- Excerpted text

Manuel v Malema and the legal consequences of fake news

posted in Defamation, Fake news, Freedom of expression, Media law, Musings on Media on by

The recent judgment of the High Court in Malema v Economic Freedom Fighters – available here is a very significant judgment in our defamation jurisprudence. I wrote an article for Daily Maverick – available here – which is my take on the judgment (and bear in mind that I acted for Trevor Manuel, the applicant, so full disclosure).

Here’s the article again:

“Fake news” – a term ironically made popular by Donald Trump – is a real problem for our democracy. This is not news which the publisher reasonably believes to be true because, for example, steps have been taken to verify the information.

Instead, “fake news” or disinformation, is news which the publisher knows is false, or is reckless as to whether it is true or false. Publishers who know they are publishing false news or are reckless about it, do not enhance any of the rationales for protecting free speech in our democracy. This is because lies do nothing to enhance truth-telling, individual autonomy or participatory democracy.

In the 17th century, the writer John Milton thought that the best way to deal with falsehoods was to leave them be; the truth would always out:

And though all the winds of doctrine were let loose to play upon the earth, so Truth be in the field, we do injuriously by licensing and prohibiting to misdoubt her strength. Let her and Falsehood grapple; who ever knew Truth put to the worse, in a free and open encounter.

If such an approach was ever acceptable, it is certainly entirely out of place in our modern digital age. The reach and potency of disinformation means truth is frequently a casualty of our public discourse. One need look no further than the frequent tweets of the president of the United States to prove the point.

Given its findings, the judgment handed down by the Johannesburg High Court on Thursday in the case brought by Trevor Manuel against the Economic Freedom Fighters (EFF) can be viewed as a significant victory against fake news. It shows that there is a place for the law to hold those who publish fake news accountable. And it shows that the law has real bite when it comes to redressing the harm fake news causes to one’s dignity and reputation.

The facts of the case are well-known. They begin with the recommendation of the Nugent Commission that a new commissioner of the South African Revenue Services be appointed by the President to replace Tom Moyane. Judge Nugent recommended that candidates for appointment should be submitted to a private interview by a panel of members selected by the president. The panel would then make a motivated recommendation to the President on the suitability for the appointment of the candidate.

The Minister of Finance announced the appointment of the panel with Manuel as its chair. The panel ultimately unanimously recommended Edward Kieswetter, and President Ramaphosa in due course accepted the recommendation.

The EFF published a statement on its Twitter account, which at the time of the tweet had about 750 000 followers. Julius Malema tweeted the statement to his 2 million followers. The statement understandably was widely covered in the media. The statement stated in relevant part as follows:

The Economic Freedom Fighters objects to the patently nepotistic, and corrupt process of selecting the South African revenue services’ commissioner.

- Stated goal a
In two sentences, summarize the fake news post.

- Data listing
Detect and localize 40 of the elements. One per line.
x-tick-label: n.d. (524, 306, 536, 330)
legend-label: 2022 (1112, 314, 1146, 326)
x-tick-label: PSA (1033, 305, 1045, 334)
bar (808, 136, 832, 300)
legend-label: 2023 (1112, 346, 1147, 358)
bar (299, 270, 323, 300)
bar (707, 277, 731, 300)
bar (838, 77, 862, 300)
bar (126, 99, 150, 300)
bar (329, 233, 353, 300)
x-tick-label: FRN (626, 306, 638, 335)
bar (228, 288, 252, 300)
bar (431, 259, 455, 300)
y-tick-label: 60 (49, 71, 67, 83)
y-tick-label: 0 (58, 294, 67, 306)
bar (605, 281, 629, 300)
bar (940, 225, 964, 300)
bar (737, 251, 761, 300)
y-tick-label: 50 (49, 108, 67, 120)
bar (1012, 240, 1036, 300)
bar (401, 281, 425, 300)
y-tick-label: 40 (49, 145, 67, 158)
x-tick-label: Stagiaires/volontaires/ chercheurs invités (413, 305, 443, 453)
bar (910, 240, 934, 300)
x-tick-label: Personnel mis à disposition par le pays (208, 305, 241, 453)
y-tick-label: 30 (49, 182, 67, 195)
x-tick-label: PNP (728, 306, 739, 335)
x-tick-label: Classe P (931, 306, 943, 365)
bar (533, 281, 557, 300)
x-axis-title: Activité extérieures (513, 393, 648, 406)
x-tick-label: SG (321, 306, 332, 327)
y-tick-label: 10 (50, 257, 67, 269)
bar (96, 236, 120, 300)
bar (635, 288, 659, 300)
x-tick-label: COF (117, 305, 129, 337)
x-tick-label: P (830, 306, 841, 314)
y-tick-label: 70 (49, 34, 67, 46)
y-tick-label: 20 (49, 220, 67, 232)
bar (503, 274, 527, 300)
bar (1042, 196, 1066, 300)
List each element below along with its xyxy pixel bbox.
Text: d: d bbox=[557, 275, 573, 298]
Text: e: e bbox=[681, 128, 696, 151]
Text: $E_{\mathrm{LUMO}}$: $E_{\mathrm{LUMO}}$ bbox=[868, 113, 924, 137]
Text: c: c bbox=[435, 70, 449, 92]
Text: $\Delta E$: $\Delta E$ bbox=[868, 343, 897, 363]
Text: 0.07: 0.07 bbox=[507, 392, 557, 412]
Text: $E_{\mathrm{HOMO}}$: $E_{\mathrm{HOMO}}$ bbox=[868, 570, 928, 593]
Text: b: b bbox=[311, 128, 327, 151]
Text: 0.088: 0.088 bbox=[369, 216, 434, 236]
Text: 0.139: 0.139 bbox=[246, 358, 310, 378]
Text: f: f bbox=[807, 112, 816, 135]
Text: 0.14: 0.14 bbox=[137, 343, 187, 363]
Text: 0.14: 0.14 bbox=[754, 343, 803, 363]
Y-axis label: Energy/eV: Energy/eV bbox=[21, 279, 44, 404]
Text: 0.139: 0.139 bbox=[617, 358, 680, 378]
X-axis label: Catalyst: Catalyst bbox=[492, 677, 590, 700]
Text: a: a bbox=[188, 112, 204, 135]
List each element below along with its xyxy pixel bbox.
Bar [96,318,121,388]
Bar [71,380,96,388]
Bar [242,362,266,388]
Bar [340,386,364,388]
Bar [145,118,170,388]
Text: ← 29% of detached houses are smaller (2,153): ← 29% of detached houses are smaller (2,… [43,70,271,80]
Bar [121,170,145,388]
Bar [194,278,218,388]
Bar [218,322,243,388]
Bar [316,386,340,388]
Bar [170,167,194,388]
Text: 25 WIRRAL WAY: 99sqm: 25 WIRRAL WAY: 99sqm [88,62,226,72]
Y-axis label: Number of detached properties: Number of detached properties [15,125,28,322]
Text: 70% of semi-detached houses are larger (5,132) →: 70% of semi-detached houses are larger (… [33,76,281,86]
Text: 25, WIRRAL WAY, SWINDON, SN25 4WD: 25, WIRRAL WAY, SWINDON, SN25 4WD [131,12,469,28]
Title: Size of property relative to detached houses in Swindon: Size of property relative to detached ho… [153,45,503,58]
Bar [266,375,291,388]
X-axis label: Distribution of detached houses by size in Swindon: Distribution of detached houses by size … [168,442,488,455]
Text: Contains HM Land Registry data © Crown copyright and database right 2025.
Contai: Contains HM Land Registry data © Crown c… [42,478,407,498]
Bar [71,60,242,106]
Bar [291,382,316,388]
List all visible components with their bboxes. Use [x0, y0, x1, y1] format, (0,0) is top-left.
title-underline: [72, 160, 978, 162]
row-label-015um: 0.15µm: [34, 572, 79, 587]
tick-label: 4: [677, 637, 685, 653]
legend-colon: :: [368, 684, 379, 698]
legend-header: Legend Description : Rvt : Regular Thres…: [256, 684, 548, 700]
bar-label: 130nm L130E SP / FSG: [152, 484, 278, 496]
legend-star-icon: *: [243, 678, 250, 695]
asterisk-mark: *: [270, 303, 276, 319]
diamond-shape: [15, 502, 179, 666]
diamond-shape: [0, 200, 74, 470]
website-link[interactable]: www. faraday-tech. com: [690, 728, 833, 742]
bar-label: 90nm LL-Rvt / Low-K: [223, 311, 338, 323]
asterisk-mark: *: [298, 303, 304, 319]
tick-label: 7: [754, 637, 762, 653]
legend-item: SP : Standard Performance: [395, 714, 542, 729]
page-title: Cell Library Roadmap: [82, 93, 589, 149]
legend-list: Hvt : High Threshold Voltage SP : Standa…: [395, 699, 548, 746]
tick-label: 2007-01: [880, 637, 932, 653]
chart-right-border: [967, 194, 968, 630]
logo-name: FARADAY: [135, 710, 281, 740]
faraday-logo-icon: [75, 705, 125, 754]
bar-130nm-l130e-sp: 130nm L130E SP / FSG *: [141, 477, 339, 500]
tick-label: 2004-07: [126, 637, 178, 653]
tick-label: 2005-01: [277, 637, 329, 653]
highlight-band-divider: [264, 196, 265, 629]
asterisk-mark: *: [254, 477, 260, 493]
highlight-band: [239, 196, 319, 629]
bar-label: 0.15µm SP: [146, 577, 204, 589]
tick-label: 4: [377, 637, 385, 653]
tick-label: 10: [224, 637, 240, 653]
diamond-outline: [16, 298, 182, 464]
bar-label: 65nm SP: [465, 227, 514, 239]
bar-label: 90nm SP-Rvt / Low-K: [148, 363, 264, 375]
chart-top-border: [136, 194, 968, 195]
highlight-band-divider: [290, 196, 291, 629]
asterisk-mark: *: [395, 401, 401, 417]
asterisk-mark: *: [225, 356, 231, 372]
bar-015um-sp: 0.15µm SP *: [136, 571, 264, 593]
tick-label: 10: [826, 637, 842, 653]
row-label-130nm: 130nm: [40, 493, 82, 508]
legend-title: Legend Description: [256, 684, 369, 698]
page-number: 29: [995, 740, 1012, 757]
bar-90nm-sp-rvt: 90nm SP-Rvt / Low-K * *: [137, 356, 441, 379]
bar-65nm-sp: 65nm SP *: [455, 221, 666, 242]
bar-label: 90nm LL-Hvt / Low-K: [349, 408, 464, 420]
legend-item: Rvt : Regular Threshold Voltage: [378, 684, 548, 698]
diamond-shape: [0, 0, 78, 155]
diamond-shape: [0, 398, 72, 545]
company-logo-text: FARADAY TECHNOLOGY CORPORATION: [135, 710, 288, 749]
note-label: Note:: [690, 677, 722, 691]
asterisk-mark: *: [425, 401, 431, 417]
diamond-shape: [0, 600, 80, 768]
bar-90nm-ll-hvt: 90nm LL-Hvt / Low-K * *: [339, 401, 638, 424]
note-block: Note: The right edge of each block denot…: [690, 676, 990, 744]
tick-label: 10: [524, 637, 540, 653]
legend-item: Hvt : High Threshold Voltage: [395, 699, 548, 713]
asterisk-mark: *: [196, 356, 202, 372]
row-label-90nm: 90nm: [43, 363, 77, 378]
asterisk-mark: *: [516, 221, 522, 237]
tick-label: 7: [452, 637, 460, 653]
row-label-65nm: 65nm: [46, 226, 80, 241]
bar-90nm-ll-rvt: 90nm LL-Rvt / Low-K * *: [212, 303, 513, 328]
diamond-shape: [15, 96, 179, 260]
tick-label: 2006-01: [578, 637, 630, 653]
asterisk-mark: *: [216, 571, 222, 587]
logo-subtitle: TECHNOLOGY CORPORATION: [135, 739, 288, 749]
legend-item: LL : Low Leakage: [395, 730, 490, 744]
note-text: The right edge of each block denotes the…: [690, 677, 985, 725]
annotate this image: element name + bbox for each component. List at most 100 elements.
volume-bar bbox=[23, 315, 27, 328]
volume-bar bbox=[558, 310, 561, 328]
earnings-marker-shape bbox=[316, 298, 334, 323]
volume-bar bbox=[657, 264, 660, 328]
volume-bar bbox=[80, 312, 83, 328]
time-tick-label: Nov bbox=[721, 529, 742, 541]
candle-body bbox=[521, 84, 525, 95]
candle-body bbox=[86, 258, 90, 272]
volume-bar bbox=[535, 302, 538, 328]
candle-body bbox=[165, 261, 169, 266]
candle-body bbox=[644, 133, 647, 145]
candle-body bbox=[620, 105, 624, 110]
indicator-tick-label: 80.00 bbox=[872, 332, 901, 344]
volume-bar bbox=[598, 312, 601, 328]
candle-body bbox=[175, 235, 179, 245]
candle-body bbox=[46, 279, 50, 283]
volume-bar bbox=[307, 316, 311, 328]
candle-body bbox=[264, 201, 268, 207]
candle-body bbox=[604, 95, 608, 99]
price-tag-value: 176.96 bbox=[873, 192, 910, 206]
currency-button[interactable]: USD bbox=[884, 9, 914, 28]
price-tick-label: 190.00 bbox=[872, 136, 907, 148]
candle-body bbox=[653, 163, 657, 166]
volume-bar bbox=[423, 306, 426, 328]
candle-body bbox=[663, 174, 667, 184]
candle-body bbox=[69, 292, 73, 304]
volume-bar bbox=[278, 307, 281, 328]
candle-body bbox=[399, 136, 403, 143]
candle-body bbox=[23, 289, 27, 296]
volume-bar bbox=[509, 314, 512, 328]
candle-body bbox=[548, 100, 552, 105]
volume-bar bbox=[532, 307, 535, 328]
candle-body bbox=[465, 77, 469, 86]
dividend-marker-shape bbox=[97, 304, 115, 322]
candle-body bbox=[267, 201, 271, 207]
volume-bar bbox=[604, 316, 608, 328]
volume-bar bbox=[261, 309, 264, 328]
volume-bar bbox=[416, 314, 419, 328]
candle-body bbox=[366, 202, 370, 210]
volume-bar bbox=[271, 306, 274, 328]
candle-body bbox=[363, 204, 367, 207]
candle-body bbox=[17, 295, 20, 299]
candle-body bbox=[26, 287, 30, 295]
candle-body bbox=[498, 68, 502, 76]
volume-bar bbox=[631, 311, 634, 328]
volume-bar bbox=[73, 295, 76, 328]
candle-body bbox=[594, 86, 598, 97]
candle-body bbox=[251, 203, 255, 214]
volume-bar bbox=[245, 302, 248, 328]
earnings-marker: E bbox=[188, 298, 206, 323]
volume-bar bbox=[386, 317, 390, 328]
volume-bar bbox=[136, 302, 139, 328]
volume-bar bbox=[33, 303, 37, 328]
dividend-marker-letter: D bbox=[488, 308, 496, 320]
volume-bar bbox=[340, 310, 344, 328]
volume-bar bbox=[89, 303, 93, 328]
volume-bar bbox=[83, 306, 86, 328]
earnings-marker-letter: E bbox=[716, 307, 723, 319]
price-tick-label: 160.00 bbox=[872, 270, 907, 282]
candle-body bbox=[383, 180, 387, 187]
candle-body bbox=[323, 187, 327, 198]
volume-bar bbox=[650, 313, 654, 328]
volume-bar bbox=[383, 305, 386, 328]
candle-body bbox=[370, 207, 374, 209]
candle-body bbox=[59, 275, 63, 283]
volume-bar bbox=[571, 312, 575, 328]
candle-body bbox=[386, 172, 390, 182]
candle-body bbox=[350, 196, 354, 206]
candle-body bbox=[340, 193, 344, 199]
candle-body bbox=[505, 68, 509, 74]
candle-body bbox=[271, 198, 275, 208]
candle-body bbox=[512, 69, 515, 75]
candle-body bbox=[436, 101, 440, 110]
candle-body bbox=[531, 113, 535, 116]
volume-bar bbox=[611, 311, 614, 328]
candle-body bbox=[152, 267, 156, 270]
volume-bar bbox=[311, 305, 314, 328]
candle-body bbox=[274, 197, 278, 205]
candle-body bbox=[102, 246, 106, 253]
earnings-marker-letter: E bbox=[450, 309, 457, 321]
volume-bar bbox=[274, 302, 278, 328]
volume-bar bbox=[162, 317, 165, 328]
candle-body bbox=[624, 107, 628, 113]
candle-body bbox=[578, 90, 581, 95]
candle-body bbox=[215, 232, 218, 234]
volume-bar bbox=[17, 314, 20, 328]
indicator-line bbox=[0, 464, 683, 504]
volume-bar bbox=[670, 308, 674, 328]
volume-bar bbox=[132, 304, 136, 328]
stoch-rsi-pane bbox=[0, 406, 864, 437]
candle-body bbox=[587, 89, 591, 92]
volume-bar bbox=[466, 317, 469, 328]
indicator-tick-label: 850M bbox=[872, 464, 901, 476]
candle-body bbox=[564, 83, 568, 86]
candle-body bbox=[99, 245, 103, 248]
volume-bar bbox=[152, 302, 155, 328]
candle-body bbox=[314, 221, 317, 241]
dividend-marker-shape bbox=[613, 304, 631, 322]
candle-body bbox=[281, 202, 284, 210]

- Stated goal b
Please return the part of the entries that opens with their first line and closes with the line containing "bar (605, 281, 629, 300)", both ends included, copying each line exactly.

- Worked solution a
The fake news post argues that disinformation, meaning news the publisher knows is false or is reckless about, does nothing to advance the reasons for protecting free speech, and that John Milton's 17th-century view of letting truth and falsehood grapple is out of place in the digital age. It says the Johannesburg High Court judgment in the case Trevor Manuel brought against the EFF can be viewed as a significant victory against fake news; the case arose from an EFF statement attacking the process in which a panel chaired by Manuel recommended Edward Kieswetter as SARS commissioner.

- Worked solution b
Detect and localize 40 of the elements. One per line.
x-tick-label: n.d. (524, 306, 536, 330)
legend-label: 2022 (1112, 314, 1146, 326)
x-tick-label: PSA (1033, 305, 1045, 334)
bar (808, 136, 832, 300)
legend-label: 2023 (1112, 346, 1147, 358)
bar (299, 270, 323, 300)
bar (707, 277, 731, 300)
bar (838, 77, 862, 300)
bar (126, 99, 150, 300)
bar (329, 233, 353, 300)
x-tick-label: FRN (626, 306, 638, 335)
bar (228, 288, 252, 300)
bar (431, 259, 455, 300)
y-tick-label: 60 (49, 71, 67, 83)
y-tick-label: 0 (58, 294, 67, 306)
bar (605, 281, 629, 300)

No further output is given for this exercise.